Stored records —
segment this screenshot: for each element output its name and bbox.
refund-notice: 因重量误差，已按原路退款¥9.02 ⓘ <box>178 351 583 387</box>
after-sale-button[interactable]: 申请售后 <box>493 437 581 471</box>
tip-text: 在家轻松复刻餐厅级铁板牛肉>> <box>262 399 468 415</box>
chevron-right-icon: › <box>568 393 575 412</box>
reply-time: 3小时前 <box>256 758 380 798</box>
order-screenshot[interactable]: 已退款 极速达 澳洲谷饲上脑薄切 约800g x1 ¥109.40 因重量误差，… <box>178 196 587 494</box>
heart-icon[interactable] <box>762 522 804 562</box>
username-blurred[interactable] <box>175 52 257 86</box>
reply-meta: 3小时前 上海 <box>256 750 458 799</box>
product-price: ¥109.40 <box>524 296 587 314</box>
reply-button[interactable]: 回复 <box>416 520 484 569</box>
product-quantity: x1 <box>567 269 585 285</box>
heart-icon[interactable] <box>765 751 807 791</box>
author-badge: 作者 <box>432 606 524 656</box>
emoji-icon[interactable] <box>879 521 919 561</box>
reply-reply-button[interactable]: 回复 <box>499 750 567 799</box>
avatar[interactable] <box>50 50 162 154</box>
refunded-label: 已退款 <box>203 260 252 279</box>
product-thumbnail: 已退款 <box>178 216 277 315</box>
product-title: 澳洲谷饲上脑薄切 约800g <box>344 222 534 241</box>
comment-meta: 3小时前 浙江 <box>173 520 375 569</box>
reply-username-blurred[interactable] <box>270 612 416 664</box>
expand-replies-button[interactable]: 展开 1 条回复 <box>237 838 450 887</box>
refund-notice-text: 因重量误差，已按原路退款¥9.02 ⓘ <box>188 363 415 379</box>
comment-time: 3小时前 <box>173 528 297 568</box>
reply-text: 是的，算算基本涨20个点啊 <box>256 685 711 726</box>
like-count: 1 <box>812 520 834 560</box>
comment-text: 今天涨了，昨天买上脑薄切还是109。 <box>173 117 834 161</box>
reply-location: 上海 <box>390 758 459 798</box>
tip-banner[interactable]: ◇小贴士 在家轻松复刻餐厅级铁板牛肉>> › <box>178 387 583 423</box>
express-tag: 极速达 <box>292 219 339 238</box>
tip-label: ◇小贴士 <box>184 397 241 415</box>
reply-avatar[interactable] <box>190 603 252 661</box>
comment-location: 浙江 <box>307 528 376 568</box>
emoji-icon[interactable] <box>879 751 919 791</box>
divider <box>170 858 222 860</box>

Goal —
Pick out each line above that contains the string "icon", and copy those lines unchanged.

Solution for this problem —
chevron-right-icon: › <box>568 393 575 412</box>
heart-icon[interactable] <box>762 522 804 562</box>
heart-icon[interactable] <box>765 751 807 791</box>
emoji-icon[interactable] <box>879 521 919 561</box>
emoji-icon[interactable] <box>879 751 919 791</box>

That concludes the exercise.